** Work to do **
Write out the complete material exactly as it stands.

** Excerpted records **
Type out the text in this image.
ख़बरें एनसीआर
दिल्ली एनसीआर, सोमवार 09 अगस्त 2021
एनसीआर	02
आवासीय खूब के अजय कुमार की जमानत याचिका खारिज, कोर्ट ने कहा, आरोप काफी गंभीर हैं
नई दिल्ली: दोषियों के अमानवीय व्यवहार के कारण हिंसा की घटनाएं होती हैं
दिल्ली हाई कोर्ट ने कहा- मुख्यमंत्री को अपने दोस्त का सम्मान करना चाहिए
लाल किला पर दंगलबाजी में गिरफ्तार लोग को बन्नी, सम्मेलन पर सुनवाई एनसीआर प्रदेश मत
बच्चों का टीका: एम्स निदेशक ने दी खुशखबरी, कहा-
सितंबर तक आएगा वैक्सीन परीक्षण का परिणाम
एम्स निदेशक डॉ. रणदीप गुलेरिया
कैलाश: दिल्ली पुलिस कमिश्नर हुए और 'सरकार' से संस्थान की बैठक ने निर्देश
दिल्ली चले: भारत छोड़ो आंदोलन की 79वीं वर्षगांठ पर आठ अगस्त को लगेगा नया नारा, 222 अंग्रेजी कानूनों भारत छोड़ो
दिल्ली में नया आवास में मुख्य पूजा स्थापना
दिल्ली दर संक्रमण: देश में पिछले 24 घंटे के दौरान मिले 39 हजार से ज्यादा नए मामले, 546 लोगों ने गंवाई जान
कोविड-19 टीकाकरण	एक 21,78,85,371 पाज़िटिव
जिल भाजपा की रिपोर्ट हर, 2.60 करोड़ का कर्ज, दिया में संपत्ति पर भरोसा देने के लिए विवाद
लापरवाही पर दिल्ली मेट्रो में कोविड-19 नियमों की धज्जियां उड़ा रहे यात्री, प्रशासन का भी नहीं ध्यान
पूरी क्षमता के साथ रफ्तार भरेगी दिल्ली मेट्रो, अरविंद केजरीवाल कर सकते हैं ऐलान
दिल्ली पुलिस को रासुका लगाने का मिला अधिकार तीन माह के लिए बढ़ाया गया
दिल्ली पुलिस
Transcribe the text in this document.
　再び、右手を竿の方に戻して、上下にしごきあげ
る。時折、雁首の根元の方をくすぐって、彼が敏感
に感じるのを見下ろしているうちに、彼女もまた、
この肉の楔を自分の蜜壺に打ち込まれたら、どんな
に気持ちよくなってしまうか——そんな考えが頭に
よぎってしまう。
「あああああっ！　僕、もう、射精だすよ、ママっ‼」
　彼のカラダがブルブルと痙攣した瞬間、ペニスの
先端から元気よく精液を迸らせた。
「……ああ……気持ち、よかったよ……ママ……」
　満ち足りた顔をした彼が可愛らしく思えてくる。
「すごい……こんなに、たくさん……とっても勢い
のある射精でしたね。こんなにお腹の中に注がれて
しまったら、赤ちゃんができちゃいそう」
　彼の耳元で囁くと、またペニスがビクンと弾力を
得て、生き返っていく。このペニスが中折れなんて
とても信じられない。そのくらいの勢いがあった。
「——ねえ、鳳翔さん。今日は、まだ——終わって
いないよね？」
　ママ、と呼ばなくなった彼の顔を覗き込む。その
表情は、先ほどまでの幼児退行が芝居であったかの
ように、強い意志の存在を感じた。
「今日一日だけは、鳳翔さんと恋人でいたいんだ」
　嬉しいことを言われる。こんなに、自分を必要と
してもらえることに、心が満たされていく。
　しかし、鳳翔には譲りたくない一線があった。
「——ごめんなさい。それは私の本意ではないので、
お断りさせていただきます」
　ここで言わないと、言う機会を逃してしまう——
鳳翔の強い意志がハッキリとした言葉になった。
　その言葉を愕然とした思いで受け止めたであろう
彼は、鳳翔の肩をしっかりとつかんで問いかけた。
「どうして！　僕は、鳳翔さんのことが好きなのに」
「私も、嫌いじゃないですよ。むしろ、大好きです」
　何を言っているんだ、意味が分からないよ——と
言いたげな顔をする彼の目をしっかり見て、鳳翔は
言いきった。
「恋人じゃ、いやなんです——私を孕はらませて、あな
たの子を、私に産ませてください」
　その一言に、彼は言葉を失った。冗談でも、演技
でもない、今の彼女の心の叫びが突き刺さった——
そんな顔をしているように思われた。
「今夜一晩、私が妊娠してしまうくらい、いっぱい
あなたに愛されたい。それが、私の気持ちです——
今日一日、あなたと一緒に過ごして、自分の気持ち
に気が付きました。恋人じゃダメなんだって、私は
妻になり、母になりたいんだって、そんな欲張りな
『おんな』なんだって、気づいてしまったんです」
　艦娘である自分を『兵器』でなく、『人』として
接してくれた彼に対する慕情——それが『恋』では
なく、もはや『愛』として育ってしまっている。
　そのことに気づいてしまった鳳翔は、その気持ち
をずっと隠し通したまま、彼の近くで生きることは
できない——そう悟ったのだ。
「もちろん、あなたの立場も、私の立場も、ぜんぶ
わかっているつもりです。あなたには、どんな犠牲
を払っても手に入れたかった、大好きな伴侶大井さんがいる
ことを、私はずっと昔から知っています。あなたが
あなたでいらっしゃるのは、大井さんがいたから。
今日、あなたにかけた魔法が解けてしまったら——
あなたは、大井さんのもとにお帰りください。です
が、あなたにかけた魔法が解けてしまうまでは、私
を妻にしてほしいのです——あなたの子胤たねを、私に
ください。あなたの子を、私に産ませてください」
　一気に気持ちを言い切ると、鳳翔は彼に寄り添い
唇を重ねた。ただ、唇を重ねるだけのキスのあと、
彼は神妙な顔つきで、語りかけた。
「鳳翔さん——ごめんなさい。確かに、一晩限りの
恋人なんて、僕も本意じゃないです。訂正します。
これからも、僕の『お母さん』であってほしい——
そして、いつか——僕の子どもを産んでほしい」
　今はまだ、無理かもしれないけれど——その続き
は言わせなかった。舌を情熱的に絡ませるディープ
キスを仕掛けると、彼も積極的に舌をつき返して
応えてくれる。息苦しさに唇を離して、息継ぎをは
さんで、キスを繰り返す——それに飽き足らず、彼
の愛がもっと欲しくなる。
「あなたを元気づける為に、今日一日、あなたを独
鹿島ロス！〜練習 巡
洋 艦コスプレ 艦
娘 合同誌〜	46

** Answer to the problem **
Type out the text in this image.
ख़बरें एनसीआर
दिल्ली एनसीआर, सोमवार 09 अगस्त 2021
एनसीआर	02
आवासीय खूब के अजय कुमार की जमानत याचिका खारिज, कोर्ट ने कहा, आरोप काफी गंभीर हैं
नई दिल्ली: दोषियों के अमानवीय व्यवहार के कारण हिंसा की घटनाएं होती हैं
दिल्ली हाई कोर्ट ने कहा- मुख्यमंत्री को अपने दोस्त का सम्मान करना चाहिए
लाल किला पर दंगलबाजी में गिरफ्तार लोग को बन्नी, सम्मेलन पर सुनवाई एनसीआर प्रदेश मत
बच्चों का टीका: एम्स निदेशक ने दी खुशखबरी, कहा-
सितंबर तक आएगा वैक्सीन परीक्षण का परिणाम
एम्स निदेशक डॉ. रणदीप गुलेरिया
कैलाश: दिल्ली पुलिस कमिश्नर हुए और 'सरकार' से संस्थान की बैठक ने निर्देश
दिल्ली चले: भारत छोड़ो आंदोलन की 79वीं वर्षगांठ पर आठ अगस्त को लगेगा नया नारा, 222 अंग्रेजी कानूनों भारत छोड़ो
दिल्ली में नया आवास में मुख्य पूजा स्थापना
दिल्ली दर संक्रमण: देश में पिछले 24 घंटे के दौरान मिले 39 हजार से ज्यादा नए मामले, 546 लोगों ने गंवाई जान
कोविड-19 टीकाकरण	एक 21,78,85,371 पाज़िटिव
जिल भाजपा की रिपोर्ट हर, 2.60 करोड़ का कर्ज, दिया में संपत्ति पर भरोसा देने के लिए विवाद
लापरवाही पर दिल्ली मेट्रो में कोविड-19 नियमों की धज्जियां उड़ा रहे यात्री, प्रशासन का भी नहीं ध्यान
पूरी क्षमता के साथ रफ्तार भरेगी दिल्ली मेट्रो, अरविंद केजरीवाल कर सकते हैं ऐलान
दिल्ली पुलिस को रासुका लगाने का मिला अधिकार तीन माह के लिए बढ़ाया गया
दिल्ली पुलिस
Transcribe the text in this document.
　再び、右手を竿の方に戻して、上下にしごきあげ
る。時折、雁首の根元の方をくすぐって、彼が敏感
に感じるのを見下ろしているうちに、彼女もまた、
この肉の楔を自分の蜜壺に打ち込まれたら、どんな
に気持ちよくなってしまうか——そんな考えが頭に
よぎってしまう。
「あああああっ！　僕、もう、射精だすよ、ママっ‼」
　彼のカラダがブルブルと痙攣した瞬間、ペニスの
先端から元気よく精液を迸らせた。
「……ああ……気持ち、よかったよ……ママ……」
　満ち足りた顔をした彼が可愛らしく思えてくる。
「すごい……こんなに、たくさん……とっても勢い
のある射精でしたね。こんなにお腹の中に注がれて
しまったら、赤ちゃんができちゃいそう」
　彼の耳元で囁くと、またペニスがビクンと弾力を
得て、生き返っていく。このペニスが中折れなんて
とても信じられない。そのくらいの勢いがあった。
「——ねえ、鳳翔さん。今日は、まだ——終わって
いないよね？」
　ママ、と呼ばなくなった彼の顔を覗き込む。その
表情は、先ほどまでの幼児退行が芝居であったかの
ように、強い意志の存在を感じた。
「今日一日だけは、鳳翔さんと恋人でいたいんだ」
　嬉しいことを言われる。こんなに、自分を必要と
してもらえることに、心が満たされていく。
　しかし、鳳翔には譲りたくない一線があった。
「——ごめんなさい。それは私の本意ではないので、
お断りさせていただきます」
　ここで言わないと、言う機会を逃してしまう——
鳳翔の強い意志がハッキリとした言葉になった。
　その言葉を愕然とした思いで受け止めたであろう
彼は、鳳翔の肩をしっかりとつかんで問いかけた。
「どうして！　僕は、鳳翔さんのことが好きなのに」
「私も、嫌いじゃないですよ。むしろ、大好きです」
　何を言っているんだ、意味が分からないよ——と
言いたげな顔をする彼の目をしっかり見て、鳳翔は
言いきった。
「恋人じゃ、いやなんです——私を孕はらませて、あな
たの子を、私に産ませてください」
　その一言に、彼は言葉を失った。冗談でも、演技
でもない、今の彼女の心の叫びが突き刺さった——
そんな顔をしているように思われた。
「今夜一晩、私が妊娠してしまうくらい、いっぱい
あなたに愛されたい。それが、私の気持ちです——
今日一日、あなたと一緒に過ごして、自分の気持ち
に気が付きました。恋人じゃダメなんだって、私は
妻になり、母になりたいんだって、そんな欲張りな
『おんな』なんだって、気づいてしまったんです」
　艦娘である自分を『兵器』でなく、『人』として
接してくれた彼に対する慕情——それが『恋』では
なく、もはや『愛』として育ってしまっている。
　そのことに気づいてしまった鳳翔は、その気持ち
をずっと隠し通したまま、彼の近くで生きることは
できない——そう悟ったのだ。
「もちろん、あなたの立場も、私の立場も、ぜんぶ
わかっているつもりです。あなたには、どんな犠牲
を払っても手に入れたかった、大好きな伴侶大井さんがいる
ことを、私はずっと昔から知っています。あなたが
あなたでいらっしゃるのは、大井さんがいたから。
今日、あなたにかけた魔法が解けてしまったら——
あなたは、大井さんのもとにお帰りください。です
が、あなたにかけた魔法が解けてしまうまでは、私
を妻にしてほしいのです——あなたの子胤たねを、私に
ください。あなたの子を、私に産ませてください」
　一気に気持ちを言い切ると、鳳翔は彼に寄り添い
唇を重ねた。ただ、唇を重ねるだけのキスのあと、
彼は神妙な顔つきで、語りかけた。
「鳳翔さん——ごめんなさい。確かに、一晩限りの
恋人なんて、僕も本意じゃないです。訂正します。
これからも、僕の『お母さん』であってほしい——
そして、いつか——僕の子どもを産んでほしい」
　今はまだ、無理かもしれないけれど——その続き
は言わせなかった。舌を情熱的に絡ませるディープ
キスを仕掛けると、彼も積極的に舌をつき返して
応えてくれる。息苦しさに唇を離して、息継ぎをは
さんで、キスを繰り返す——それに飽き足らず、彼
の愛がもっと欲しくなる。
「あなたを元気づける為に、今日一日、あなたを独
鹿島ロス！〜練習 巡
洋 艦コスプレ 艦
娘 合同誌〜	46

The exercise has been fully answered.